[Dataset entries]
★ ★ ★ ★

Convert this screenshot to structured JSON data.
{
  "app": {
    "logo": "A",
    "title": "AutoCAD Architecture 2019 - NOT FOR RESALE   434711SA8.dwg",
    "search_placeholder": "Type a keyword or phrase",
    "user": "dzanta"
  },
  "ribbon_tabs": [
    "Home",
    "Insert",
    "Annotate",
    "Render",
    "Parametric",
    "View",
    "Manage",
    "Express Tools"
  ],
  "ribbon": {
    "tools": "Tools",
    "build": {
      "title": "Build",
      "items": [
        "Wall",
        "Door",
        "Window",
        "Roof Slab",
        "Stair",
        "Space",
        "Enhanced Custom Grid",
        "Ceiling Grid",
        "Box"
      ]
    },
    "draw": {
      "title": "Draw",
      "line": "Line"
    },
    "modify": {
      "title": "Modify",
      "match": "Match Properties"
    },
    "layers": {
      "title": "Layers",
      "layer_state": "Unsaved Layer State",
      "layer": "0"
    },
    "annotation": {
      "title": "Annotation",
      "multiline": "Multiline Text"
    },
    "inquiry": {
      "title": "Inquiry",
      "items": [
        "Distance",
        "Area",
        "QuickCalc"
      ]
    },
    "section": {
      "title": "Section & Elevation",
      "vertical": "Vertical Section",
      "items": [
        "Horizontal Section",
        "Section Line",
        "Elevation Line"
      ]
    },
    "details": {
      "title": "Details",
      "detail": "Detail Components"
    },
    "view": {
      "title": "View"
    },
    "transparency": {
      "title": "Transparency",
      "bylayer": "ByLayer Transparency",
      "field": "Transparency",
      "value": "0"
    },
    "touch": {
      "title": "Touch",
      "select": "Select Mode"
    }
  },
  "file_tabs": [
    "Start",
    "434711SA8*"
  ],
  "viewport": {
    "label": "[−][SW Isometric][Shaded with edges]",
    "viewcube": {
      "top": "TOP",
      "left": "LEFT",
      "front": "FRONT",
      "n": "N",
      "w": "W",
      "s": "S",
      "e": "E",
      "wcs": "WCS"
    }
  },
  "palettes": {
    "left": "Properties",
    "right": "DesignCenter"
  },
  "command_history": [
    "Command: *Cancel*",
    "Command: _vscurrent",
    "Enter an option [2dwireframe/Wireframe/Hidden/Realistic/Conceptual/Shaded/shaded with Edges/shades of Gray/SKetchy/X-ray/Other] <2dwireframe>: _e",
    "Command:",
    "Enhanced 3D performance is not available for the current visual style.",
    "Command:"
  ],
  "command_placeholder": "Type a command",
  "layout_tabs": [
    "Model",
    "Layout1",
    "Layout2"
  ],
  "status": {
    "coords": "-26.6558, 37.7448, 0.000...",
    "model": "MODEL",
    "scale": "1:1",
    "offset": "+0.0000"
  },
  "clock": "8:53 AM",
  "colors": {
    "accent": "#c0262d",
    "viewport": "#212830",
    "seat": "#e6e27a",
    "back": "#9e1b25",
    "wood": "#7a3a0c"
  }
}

★ ★ ★ ★

[JOB]
Copy out all lines where the word "Shaded" appears.

[RESULT OF THIS TASK]
    "label": "[−][SW Isometric][Shaded with edges]",
    "Enter an option [2dwireframe/Wireframe/Hidden/Realistic/Conceptual/Shaded/shaded with Edges/shades of Gray/SKetchy/X-ray/Other] <2dwireframe>: _e",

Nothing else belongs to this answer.